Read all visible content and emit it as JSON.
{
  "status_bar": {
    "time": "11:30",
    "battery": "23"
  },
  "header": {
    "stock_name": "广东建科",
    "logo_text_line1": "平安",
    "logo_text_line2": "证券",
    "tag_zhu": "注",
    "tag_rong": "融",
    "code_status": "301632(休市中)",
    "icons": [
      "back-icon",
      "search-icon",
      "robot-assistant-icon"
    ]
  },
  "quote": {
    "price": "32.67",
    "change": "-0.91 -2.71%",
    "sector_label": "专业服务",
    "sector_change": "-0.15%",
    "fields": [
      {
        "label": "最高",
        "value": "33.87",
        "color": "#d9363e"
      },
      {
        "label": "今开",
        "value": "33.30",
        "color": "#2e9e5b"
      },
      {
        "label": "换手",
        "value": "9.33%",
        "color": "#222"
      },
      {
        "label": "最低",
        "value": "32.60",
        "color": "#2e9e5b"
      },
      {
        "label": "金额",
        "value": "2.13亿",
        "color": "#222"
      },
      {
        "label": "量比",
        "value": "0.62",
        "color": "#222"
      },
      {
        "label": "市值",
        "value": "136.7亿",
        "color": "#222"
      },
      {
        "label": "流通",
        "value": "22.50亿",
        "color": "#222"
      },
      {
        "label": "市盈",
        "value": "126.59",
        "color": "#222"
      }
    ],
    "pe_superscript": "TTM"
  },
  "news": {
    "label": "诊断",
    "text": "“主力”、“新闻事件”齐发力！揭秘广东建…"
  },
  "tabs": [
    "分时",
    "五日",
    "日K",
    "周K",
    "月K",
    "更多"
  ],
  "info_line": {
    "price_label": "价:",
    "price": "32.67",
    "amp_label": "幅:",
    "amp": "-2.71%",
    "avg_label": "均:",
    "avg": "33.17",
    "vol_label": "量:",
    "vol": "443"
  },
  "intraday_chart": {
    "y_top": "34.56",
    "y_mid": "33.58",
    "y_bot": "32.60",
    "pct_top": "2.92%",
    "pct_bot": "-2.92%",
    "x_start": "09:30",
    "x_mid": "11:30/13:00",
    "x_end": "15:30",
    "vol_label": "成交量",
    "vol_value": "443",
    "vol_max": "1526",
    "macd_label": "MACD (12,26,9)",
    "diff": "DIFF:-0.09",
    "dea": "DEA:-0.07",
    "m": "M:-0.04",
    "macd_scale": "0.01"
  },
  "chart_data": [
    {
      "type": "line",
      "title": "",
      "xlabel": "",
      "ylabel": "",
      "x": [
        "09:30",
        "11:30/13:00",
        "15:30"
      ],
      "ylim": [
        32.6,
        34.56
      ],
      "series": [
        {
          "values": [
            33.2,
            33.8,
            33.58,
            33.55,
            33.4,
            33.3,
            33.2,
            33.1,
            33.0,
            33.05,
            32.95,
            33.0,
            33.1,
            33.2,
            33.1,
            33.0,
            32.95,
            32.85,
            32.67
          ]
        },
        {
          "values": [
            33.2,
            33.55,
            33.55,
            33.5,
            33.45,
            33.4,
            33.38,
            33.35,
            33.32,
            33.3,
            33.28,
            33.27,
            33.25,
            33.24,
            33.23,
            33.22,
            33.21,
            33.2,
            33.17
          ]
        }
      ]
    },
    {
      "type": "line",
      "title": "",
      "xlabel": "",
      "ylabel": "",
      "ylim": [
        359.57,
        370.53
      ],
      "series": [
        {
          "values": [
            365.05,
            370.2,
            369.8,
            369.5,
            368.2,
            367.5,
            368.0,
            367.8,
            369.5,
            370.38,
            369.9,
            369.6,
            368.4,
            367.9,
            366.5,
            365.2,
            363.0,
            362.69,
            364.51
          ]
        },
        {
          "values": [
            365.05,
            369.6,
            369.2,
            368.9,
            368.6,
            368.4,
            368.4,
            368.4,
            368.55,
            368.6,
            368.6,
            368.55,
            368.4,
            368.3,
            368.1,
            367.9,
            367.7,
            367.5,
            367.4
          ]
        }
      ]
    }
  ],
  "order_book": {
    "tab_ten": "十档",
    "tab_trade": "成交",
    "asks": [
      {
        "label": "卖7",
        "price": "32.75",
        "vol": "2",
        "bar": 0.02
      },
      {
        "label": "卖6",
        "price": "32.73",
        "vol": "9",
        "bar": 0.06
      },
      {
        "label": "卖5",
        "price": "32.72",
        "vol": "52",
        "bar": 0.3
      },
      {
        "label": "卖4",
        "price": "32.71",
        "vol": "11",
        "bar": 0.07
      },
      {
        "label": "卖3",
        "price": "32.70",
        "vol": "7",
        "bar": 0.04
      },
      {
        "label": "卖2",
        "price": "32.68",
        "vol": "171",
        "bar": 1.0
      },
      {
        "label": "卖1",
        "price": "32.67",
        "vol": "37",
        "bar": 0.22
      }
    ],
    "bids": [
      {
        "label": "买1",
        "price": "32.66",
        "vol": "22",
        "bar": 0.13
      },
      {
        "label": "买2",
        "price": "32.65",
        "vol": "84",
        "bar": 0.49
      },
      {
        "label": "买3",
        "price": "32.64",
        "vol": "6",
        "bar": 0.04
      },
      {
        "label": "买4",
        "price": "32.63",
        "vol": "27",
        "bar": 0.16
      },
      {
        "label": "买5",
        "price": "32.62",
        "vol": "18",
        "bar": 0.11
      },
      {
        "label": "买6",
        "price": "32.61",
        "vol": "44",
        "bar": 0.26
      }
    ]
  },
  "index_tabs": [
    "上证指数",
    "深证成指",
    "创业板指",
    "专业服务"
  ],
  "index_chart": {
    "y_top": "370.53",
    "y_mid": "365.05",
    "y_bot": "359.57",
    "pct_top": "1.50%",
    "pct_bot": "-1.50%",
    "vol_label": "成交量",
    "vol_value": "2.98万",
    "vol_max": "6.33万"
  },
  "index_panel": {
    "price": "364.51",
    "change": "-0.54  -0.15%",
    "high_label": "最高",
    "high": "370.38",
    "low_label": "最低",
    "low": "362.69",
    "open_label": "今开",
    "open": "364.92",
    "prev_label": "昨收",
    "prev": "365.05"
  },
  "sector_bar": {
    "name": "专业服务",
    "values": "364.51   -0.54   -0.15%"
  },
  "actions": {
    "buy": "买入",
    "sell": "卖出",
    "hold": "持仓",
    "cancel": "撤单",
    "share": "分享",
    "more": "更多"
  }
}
□ □ □ □ □ □ □
Write out the records shown above, exactly as they appear.

Read all visible content and emit it as JSON.
{
  "status_bar": {
    "time": "11:30",
    "battery": "23"
  },
  "header": {
    "stock_name": "广东建科",
    "logo_text_line1": "平安",
    "logo_text_line2": "证券",
    "tag_zhu": "注",
    "tag_rong": "融",
    "code_status": "301632(休市中)",
    "icons": [
      "back-icon",
      "search-icon",
      "robot-assistant-icon"
    ]
  },
  "quote": {
    "price": "32.67",
    "change": "-0.91 -2.71%",
    "sector_label": "专业服务",
    "sector_change": "-0.15%",
    "fields": [
      {
        "label": "最高",
        "value": "33.87",
        "color": "#d9363e"
      },
      {
        "label": "今开",
        "value": "33.30",
        "color": "#2e9e5b"
      },
      {
        "label": "换手",
        "value": "9.33%",
        "color": "#222"
      },
      {
        "label": "最低",
        "value": "32.60",
        "color": "#2e9e5b"
      },
      {
        "label": "金额",
        "value": "2.13亿",
        "color": "#222"
      },
      {
        "label": "量比",
        "value": "0.62",
        "color": "#222"
      },
      {
        "label": "市值",
        "value": "136.7亿",
        "color": "#222"
      },
      {
        "label": "流通",
        "value": "22.50亿",
        "color": "#222"
      },
      {
        "label": "市盈",
        "value": "126.59",
        "color": "#222"
      }
    ],
    "pe_superscript": "TTM"
  },
  "news": {
    "label": "诊断",
    "text": "“主力”、“新闻事件”齐发力！揭秘广东建…"
  },
  "tabs": [
    "分时",
    "五日",
    "日K",
    "周K",
    "月K",
    "更多"
  ],
  "info_line": {
    "price_label": "价:",
    "price": "32.67",
    "amp_label": "幅:",
    "amp": "-2.71%",
    "avg_label": "均:",
    "avg": "33.17",
    "vol_label": "量:",
    "vol": "443"
  },
  "intraday_chart": {
    "y_top": "34.56",
    "y_mid": "33.58",
    "y_bot": "32.60",
    "pct_top": "2.92%",
    "pct_bot": "-2.92%",
    "x_start": "09:30",
    "x_mid": "11:30/13:00",
    "x_end": "15:30",
    "vol_label": "成交量",
    "vol_value": "443",
    "vol_max": "1526",
    "macd_label": "MACD (12,26,9)",
    "diff": "DIFF:-0.09",
    "dea": "DEA:-0.07",
    "m": "M:-0.04",
    "macd_scale": "0.01"
  },
  "chart_data": [
    {
      "type": "line",
      "title": "",
      "xlabel": "",
      "ylabel": "",
      "x": [
        "09:30",
        "11:30/13:00",
        "15:30"
      ],
      "ylim": [
        32.6,
        34.56
      ],
      "series": [
        {
          "values": [
            33.2,
            33.8,
            33.58,
            33.55,
            33.4,
            33.3,
            33.2,
            33.1,
            33.0,
            33.05,
            32.95,
            33.0,
            33.1,
            33.2,
            33.1,
            33.0,
            32.95,
            32.85,
            32.67
          ]
        },
        {
          "values": [
            33.2,
            33.55,
            33.55,
            33.5,
            33.45,
            33.4,
            33.38,
            33.35,
            33.32,
            33.3,
            33.28,
            33.27,
            33.25,
            33.24,
            33.23,
            33.22,
            33.21,
            33.2,
            33.17
          ]
        }
      ]
    },
    {
      "type": "line",
      "title": "",
      "xlabel": "",
      "ylabel": "",
      "ylim": [
        359.57,
        370.53
      ],
      "series": [
        {
          "values": [
            365.05,
            370.2,
            369.8,
            369.5,
            368.2,
            367.5,
            368.0,
            367.8,
            369.5,
            370.38,
            369.9,
            369.6,
            368.4,
            367.9,
            366.5,
            365.2,
            363.0,
            362.69,
            364.51
          ]
        },
        {
          "values": [
            365.05,
            369.6,
            369.2,
            368.9,
            368.6,
            368.4,
            368.4,
            368.4,
            368.55,
            368.6,
            368.6,
            368.55,
            368.4,
            368.3,
            368.1,
            367.9,
            367.7,
            367.5,
            367.4
          ]
        }
      ]
    }
  ],
  "order_book": {
    "tab_ten": "十档",
    "tab_trade": "成交",
    "asks": [
      {
        "label": "卖7",
        "price": "32.75",
        "vol": "2",
        "bar": 0.02
      },
      {
        "label": "卖6",
        "price": "32.73",
        "vol": "9",
        "bar": 0.06
      },
      {
        "label": "卖5",
        "price": "32.72",
        "vol": "52",
        "bar": 0.3
      },
      {
        "label": "卖4",
        "price": "32.71",
        "vol": "11",
        "bar": 0.07
      },
      {
        "label": "卖3",
        "price": "32.70",
        "vol": "7",
        "bar": 0.04
      },
      {
        "label": "卖2",
        "price": "32.68",
        "vol": "171",
        "bar": 1.0
      },
      {
        "label": "卖1",
        "price": "32.67",
        "vol": "37",
        "bar": 0.22
      }
    ],
    "bids": [
      {
        "label": "买1",
        "price": "32.66",
        "vol": "22",
        "bar": 0.13
      },
      {
        "label": "买2",
        "price": "32.65",
        "vol": "84",
        "bar": 0.49
      },
      {
        "label": "买3",
        "price": "32.64",
        "vol": "6",
        "bar": 0.04
      },
      {
        "label": "买4",
        "price": "32.63",
        "vol": "27",
        "bar": 0.16
      },
      {
        "label": "买5",
        "price": "32.62",
        "vol": "18",
        "bar": 0.11
      },
      {
        "label": "买6",
        "price": "32.61",
        "vol": "44",
        "bar": 0.26
      }
    ]
  },
  "index_tabs": [
    "上证指数",
    "深证成指",
    "创业板指",
    "专业服务"
  ],
  "index_chart": {
    "y_top": "370.53",
    "y_mid": "365.05",
    "y_bot": "359.57",
    "pct_top": "1.50%",
    "pct_bot": "-1.50%",
    "vol_label": "成交量",
    "vol_value": "2.98万",
    "vol_max": "6.33万"
  },
  "index_panel": {
    "price": "364.51",
    "change": "-0.54  -0.15%",
    "high_label": "最高",
    "high": "370.38",
    "low_label": "最低",
    "low": "362.69",
    "open_label": "今开",
    "open": "364.92",
    "prev_label": "昨收",
    "prev": "365.05"
  },
  "sector_bar": {
    "name": "专业服务",
    "values": "364.51   -0.54   -0.15%"
  },
  "actions": {
    "buy": "买入",
    "sell": "卖出",
    "hold": "持仓",
    "cancel": "撤单",
    "share": "分享",
    "more": "更多"
  }
}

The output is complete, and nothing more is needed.